[BEGIN RECORDS PROVIDED]

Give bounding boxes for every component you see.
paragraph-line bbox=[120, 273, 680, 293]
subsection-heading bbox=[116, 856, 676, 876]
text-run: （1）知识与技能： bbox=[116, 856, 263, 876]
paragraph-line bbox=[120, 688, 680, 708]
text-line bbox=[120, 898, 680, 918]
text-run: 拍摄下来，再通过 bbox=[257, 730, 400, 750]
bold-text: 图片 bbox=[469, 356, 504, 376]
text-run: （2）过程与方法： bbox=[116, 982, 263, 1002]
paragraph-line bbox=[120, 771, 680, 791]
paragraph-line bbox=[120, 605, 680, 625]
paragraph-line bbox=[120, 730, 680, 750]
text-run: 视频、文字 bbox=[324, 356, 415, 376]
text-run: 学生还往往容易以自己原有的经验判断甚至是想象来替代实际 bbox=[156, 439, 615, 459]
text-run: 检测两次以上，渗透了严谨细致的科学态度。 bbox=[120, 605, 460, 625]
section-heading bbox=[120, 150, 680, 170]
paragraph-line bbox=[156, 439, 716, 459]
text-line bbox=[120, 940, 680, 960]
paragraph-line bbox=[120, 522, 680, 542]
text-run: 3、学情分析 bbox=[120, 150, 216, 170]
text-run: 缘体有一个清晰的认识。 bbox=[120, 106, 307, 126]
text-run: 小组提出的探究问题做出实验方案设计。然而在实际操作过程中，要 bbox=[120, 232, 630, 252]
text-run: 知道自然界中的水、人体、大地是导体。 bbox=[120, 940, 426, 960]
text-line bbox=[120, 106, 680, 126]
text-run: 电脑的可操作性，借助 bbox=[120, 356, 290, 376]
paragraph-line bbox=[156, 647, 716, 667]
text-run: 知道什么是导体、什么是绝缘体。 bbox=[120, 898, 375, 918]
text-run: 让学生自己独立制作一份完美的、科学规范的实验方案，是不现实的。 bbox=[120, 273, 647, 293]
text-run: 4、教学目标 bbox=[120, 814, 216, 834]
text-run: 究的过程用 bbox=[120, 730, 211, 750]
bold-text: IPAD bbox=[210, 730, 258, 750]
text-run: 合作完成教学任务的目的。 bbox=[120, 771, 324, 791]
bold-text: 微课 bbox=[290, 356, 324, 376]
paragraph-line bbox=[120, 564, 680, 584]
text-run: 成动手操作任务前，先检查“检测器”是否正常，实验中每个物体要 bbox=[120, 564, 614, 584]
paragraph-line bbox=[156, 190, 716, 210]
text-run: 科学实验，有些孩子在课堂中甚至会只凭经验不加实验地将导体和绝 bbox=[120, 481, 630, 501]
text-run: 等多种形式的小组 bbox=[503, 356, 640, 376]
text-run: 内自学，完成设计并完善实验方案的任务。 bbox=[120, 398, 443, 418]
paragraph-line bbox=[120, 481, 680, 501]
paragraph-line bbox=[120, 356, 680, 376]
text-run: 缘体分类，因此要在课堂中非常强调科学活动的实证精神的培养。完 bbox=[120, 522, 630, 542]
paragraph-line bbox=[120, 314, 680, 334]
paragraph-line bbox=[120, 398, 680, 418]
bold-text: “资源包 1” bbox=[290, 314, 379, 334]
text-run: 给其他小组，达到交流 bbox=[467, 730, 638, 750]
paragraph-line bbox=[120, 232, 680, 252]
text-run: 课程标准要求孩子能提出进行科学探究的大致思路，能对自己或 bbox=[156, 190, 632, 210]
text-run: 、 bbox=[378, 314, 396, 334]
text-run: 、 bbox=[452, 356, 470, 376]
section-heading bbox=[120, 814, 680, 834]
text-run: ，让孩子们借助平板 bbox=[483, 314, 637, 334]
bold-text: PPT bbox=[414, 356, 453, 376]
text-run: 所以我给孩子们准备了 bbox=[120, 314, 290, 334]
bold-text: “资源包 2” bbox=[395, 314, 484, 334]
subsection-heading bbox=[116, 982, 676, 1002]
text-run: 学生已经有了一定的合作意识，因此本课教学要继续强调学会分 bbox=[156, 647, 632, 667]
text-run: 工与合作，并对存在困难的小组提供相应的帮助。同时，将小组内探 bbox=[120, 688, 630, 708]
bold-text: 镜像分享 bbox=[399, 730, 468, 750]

[END RECORDS PROVIDED]

Update the records from the first line through the line containing "text-line bbox=[120, 106, 680, 126]" by changing each "paragraph-line" to "body-line", with everything else left as it is.

§ RESPONSE FOR THIS EXERCISE
Give bounding boxes for every component you see.
body-line bbox=[120, 273, 680, 293]
subsection-heading bbox=[116, 856, 676, 876]
text-run: （1）知识与技能： bbox=[116, 856, 263, 876]
body-line bbox=[120, 688, 680, 708]
text-line bbox=[120, 898, 680, 918]
text-run: 拍摄下来，再通过 bbox=[257, 730, 400, 750]
bold-text: 图片 bbox=[469, 356, 504, 376]
text-run: （2）过程与方法： bbox=[116, 982, 263, 1002]
body-line bbox=[120, 771, 680, 791]
body-line bbox=[120, 605, 680, 625]
body-line bbox=[120, 730, 680, 750]
text-run: 视频、文字 bbox=[324, 356, 415, 376]
text-run: 学生还往往容易以自己原有的经验判断甚至是想象来替代实际 bbox=[156, 439, 615, 459]
text-run: 检测两次以上，渗透了严谨细致的科学态度。 bbox=[120, 605, 460, 625]
section-heading bbox=[120, 150, 680, 170]
body-line bbox=[156, 439, 716, 459]
text-line bbox=[120, 940, 680, 960]
body-line bbox=[120, 522, 680, 542]
text-run: 3、学情分析 bbox=[120, 150, 216, 170]
text-run: 缘体有一个清晰的认识。 bbox=[120, 106, 307, 126]
text-run: 小组提出的探究问题做出实验方案设计。然而在实际操作过程中，要 bbox=[120, 232, 630, 252]
text-run: 知道自然界中的水、人体、大地是导体。 bbox=[120, 940, 426, 960]
text-line bbox=[120, 106, 680, 126]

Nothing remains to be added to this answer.